## Problems to solve
a: Switch "half-day" to "full-day" and reproduce the Pingxi article starting at "It’s also a" and ending at "slippery when wet.".
b: According to the Pingxi article, what was the Pingxi Branch Railway Line originally built to carry?
c: Using the Pingxi article, explain why hikers visiting in winter and early spring should check the weather forecast beforehand.

## Source document

• • • • • • •

Text: Richard Saunders
The quaint old village of Pingxi (平溪), today officially the center of New Taipei City’s rural Pingxi District, is the penultimate station on the Pingxi Branch Railway Line, built early in the last century to transport coal mined in the surrounding hills. After coal mining in the Pingxi Valley ceased a few decades ago, the railway line escaped closure partly because it was a vital link with the outside world, but also because the area was becoming an increasingly popular tourist attraction. (Related reading: Waterfalls and Sky Lanterns: A day tour to Shifen and Pingxi)
These days tourists flock to the valley to see the impressive Shifen Waterfall (十分瀑布; sometimes called “Taiwan’s Niagara Falls”), and to wander round the evocative old mining villages, notably Pingxi and Jingtong (菁桐), which are rich in both local color and traditional snack foods. The Pingxi settlement lies spread out along the two sides of the infant Keelung River. Life in the narrow streets continues much as it did before the technological revolution of the 20th century transformed Taiwan’s economy.
Traveling the Pingxi line is great for relaxed sightseeing, but for hikers the line also provides easy access to some of north Taiwan’s finest hikes. Countless wonderful walks lie within easy reach of Taiwan’s capital, but if time or energy only allow you to do one, there’s perhaps no more exciting walk within day-trip distance of downtown Taipei than one which takes in the peaks of Mt. Xiaozi (孝子山; Filial Son Mountain), Mt. Cimu (慈母峰; Loving Mother Mountain), and Mt. Putuo (普陀山), collectively called the Pingxi Crags by many Taiwan expats. These three seemingly inaccessible spines of bare rock are scaled by using steep flights of visually arresting rock-cut steps. This is definitely not a place for acrophobes, but for a short, fun adrenaline rush it is unbeatable.
It’s also a relatively easy half-day hike, within the limits of anyone in reasonable shape, which allows time afterwards to explore a few of the other more relaxing attractions along the Pingxi line. But pick a suitable time to visit: during winter and early spring, prevailing monsoon winds from the northeast make for welcome cool temperatures, yet can bring rain as well, so be sure to check the weather forecast beforehand, as the trails can be slippery when wet.

• • • • • • •

[Items listed in a dataset]
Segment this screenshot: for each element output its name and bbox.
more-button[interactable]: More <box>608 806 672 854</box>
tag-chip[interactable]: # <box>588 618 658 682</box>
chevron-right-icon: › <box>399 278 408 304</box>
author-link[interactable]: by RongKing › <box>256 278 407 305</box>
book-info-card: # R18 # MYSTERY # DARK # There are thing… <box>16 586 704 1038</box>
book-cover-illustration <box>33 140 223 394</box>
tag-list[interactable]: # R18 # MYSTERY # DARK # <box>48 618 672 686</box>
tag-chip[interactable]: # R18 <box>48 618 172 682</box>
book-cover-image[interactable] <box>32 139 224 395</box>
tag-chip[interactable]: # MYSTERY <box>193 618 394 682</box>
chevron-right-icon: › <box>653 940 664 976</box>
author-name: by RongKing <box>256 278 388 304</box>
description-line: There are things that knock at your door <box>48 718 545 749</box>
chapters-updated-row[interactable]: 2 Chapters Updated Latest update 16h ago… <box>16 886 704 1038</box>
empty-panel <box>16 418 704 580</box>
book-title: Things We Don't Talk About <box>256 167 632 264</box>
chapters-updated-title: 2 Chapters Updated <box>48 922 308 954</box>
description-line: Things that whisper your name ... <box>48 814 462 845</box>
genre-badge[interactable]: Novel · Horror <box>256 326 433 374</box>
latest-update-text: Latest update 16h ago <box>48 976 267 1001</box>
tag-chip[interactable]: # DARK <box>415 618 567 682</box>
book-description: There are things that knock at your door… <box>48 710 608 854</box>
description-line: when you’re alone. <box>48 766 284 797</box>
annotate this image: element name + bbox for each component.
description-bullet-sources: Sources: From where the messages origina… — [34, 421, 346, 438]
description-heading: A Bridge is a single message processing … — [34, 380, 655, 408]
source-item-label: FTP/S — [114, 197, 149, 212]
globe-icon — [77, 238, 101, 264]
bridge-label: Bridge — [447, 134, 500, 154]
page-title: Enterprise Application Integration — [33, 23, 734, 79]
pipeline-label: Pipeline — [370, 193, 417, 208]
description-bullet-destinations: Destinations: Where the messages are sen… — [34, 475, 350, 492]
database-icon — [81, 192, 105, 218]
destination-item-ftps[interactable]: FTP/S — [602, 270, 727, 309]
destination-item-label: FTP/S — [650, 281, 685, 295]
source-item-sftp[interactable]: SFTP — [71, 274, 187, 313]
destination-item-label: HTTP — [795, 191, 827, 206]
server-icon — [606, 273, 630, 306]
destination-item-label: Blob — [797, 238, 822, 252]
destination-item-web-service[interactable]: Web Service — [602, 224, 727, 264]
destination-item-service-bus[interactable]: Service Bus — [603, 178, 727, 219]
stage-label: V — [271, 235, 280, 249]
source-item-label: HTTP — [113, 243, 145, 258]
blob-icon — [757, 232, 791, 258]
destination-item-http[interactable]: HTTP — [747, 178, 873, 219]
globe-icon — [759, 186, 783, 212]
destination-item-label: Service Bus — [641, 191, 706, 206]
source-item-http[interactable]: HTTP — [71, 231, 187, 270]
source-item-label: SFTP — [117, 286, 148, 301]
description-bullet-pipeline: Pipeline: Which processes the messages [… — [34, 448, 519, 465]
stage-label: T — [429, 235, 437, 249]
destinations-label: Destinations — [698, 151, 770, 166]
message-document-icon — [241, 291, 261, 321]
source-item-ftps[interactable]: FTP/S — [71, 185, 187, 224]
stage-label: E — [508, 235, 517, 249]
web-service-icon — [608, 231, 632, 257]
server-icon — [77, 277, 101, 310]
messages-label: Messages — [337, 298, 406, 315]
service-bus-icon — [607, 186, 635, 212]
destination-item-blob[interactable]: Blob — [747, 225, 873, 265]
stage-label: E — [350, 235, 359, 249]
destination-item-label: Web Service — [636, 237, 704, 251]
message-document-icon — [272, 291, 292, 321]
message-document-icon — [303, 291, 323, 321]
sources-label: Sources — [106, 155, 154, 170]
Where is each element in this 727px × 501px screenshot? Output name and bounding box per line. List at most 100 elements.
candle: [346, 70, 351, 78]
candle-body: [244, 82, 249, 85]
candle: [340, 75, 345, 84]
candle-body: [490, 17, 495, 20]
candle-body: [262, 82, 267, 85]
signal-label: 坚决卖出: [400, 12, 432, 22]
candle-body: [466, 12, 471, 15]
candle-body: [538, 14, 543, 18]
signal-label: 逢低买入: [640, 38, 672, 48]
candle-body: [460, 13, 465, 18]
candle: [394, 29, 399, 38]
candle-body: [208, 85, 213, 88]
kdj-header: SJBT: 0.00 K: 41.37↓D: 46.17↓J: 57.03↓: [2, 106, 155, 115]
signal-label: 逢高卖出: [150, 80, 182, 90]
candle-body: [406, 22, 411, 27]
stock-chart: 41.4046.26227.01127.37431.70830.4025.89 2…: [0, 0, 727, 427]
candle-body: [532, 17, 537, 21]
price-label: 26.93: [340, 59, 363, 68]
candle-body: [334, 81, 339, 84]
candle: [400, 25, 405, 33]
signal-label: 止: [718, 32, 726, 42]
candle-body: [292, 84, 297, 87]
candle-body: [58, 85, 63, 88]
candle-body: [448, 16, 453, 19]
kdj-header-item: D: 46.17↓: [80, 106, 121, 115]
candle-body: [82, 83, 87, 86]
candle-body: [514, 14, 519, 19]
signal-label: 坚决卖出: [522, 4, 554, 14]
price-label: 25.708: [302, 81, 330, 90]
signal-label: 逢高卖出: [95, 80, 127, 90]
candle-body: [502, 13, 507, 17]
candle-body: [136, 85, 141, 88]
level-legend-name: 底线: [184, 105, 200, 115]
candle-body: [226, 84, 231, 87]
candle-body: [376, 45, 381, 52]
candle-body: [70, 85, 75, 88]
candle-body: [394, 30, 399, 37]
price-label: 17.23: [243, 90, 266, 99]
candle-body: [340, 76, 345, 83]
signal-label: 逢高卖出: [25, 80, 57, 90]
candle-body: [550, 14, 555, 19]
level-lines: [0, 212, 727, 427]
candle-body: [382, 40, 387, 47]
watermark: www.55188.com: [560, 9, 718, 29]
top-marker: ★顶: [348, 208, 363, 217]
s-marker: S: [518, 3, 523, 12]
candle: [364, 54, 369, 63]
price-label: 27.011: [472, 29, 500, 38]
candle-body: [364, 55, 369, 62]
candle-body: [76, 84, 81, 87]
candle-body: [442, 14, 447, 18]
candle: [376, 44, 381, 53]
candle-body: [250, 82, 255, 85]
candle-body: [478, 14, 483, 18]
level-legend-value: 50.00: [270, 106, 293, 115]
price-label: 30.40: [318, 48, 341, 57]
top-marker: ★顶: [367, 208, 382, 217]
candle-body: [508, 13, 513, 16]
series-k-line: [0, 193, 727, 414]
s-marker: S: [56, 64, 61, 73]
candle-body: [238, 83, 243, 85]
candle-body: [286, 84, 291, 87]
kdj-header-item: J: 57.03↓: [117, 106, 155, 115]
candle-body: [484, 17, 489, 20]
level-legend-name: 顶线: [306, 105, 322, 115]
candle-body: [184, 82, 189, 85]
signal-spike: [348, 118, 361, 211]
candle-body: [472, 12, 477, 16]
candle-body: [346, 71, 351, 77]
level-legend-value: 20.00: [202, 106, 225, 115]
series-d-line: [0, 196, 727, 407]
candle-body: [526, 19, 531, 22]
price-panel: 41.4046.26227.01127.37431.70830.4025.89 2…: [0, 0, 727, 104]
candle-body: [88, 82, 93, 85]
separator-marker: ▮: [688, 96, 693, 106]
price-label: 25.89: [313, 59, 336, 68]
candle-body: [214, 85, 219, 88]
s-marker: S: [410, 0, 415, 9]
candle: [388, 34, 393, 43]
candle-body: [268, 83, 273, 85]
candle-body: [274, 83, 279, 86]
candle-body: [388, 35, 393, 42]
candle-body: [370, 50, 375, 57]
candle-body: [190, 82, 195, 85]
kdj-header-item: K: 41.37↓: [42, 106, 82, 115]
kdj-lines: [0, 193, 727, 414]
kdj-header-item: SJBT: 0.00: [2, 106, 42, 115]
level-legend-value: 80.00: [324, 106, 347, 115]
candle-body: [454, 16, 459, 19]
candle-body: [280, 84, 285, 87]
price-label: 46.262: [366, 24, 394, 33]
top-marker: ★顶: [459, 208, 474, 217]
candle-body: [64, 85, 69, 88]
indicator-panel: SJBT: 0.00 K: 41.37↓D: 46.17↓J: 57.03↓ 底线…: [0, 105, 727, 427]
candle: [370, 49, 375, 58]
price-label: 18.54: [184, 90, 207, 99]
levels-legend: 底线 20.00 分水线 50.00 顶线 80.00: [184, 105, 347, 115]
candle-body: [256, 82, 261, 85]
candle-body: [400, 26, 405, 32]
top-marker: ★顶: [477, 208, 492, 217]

• • • • • • •

## The responses
a:
It’s also a relatively easy full-day hike, within the limits of anyone in reasonable shape, which allows time afterwards to explore a few of the other more relaxing attractions along the Pingxi line. But pick a suitable time to visit: during winter and early spring, prevailing monsoon winds from the northeast make for welcome cool temperatures, yet can bring rain as well, so be sure to check the weather forecast beforehand, as the trails can be slippery when wet.

b: Coal mined in the surrounding hills.

c: In those seasons, prevailing monsoon winds from the northeast bring cool temperatures but can also bring rain. The trails can be slippery when wet.